Challenge
The answer should be a single number: how many lines of the entries below hold the word "высшего".

(Records contained in a dataset)
:::::

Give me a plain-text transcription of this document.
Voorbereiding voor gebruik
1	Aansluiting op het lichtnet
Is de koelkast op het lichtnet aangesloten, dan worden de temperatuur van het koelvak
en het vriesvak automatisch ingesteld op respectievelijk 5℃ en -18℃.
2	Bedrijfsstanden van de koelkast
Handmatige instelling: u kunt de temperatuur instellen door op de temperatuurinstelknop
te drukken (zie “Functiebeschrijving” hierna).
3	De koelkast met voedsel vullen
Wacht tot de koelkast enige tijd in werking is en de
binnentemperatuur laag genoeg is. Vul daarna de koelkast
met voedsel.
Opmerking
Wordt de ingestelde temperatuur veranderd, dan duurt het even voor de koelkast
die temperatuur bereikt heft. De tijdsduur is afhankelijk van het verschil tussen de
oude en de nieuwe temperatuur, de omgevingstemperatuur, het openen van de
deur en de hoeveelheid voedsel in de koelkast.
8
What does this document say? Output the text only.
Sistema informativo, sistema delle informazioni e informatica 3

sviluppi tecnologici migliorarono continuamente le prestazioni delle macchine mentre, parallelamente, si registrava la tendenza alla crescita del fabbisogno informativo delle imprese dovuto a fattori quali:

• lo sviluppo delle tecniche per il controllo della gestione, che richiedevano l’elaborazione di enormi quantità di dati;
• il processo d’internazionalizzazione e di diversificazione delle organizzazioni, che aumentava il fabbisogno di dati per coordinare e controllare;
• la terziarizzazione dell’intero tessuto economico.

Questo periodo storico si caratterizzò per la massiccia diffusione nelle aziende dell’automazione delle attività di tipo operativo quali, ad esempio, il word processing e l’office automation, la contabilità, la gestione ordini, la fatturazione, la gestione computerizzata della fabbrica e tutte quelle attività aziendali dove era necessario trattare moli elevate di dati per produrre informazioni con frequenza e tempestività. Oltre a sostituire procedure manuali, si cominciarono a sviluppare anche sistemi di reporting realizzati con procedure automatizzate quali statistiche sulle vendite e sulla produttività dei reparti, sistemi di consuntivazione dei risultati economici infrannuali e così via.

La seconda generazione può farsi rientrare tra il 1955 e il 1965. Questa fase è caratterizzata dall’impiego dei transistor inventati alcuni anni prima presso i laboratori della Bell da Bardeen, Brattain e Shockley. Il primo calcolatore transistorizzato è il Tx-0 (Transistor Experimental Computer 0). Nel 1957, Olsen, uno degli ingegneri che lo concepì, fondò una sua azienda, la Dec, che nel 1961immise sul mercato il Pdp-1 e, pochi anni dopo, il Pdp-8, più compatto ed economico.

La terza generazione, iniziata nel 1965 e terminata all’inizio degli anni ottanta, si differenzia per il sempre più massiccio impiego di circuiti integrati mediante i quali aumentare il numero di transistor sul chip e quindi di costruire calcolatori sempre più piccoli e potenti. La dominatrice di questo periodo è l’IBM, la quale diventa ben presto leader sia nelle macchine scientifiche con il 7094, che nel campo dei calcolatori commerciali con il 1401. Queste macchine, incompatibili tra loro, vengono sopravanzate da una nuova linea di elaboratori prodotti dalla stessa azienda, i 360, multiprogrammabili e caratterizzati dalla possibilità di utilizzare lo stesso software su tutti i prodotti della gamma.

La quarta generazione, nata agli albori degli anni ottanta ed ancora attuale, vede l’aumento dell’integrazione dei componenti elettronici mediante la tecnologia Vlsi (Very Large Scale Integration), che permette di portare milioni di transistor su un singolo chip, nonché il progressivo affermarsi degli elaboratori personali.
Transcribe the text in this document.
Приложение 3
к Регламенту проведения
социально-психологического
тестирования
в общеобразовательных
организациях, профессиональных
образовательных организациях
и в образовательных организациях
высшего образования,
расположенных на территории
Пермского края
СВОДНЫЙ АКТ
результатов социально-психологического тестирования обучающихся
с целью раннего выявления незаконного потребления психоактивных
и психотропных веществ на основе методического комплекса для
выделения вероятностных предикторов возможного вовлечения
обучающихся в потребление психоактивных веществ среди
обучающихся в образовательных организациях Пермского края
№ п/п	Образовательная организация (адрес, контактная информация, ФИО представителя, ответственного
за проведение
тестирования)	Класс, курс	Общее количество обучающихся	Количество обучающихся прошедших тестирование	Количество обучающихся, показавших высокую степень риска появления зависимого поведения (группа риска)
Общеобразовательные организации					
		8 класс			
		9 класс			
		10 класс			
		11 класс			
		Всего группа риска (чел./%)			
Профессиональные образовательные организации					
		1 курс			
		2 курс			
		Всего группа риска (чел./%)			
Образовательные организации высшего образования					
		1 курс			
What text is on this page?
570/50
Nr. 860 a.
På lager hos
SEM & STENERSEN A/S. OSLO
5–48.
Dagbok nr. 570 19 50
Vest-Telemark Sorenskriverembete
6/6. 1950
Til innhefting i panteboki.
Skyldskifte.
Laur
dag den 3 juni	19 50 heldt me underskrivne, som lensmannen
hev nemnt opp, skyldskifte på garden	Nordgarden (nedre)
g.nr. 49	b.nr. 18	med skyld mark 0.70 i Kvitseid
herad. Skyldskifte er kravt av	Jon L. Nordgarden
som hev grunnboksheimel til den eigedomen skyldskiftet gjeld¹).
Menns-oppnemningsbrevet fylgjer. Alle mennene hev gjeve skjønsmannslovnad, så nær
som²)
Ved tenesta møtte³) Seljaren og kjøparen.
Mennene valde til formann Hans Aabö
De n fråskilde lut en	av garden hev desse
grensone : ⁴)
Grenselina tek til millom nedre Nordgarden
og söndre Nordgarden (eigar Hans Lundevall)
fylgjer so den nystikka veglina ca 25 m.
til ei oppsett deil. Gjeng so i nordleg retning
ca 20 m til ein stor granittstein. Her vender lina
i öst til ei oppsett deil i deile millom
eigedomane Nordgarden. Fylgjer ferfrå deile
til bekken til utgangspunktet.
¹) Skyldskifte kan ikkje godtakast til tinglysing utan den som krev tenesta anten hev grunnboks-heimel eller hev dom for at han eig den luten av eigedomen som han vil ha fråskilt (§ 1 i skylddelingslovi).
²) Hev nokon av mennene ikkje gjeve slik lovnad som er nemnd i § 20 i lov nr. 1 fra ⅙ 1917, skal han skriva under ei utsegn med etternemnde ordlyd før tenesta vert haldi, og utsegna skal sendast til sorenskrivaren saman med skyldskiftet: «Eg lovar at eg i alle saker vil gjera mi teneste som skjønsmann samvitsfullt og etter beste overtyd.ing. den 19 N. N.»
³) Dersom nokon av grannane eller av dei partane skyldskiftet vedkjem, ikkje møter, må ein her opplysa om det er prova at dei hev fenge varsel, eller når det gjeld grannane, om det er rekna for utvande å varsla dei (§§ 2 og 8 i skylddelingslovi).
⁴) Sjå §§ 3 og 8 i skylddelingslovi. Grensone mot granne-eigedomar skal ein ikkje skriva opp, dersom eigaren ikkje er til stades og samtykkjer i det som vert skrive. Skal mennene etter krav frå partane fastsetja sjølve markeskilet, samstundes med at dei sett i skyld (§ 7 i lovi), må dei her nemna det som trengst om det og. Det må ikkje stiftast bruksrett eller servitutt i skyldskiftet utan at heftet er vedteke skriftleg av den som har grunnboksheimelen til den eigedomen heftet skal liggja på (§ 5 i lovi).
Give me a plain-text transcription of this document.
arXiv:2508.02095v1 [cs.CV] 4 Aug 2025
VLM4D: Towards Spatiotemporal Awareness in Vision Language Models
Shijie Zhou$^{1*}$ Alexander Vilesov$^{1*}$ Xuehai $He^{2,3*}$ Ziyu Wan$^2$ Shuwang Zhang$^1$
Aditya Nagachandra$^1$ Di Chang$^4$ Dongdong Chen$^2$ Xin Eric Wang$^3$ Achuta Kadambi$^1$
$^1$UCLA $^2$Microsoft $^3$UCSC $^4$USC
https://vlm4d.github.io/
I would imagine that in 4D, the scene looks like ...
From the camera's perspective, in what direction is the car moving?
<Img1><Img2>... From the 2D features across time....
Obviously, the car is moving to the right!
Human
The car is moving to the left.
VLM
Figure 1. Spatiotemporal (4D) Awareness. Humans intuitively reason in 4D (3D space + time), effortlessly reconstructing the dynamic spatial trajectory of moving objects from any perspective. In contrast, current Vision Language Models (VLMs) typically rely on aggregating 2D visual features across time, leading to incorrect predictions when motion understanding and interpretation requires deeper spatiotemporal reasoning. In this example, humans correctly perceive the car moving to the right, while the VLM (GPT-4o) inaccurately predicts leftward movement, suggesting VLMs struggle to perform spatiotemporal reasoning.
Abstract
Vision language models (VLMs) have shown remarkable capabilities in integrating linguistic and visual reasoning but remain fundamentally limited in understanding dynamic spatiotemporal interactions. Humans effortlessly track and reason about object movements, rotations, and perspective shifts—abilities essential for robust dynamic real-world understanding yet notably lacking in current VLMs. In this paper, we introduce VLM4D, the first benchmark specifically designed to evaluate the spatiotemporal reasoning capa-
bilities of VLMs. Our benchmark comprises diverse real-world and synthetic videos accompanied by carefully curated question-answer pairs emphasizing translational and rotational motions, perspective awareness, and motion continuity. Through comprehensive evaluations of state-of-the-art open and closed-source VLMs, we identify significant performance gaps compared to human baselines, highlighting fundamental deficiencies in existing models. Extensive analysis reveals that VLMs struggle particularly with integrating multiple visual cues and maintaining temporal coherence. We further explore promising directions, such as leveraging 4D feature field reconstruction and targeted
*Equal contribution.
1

:::::

The solution
2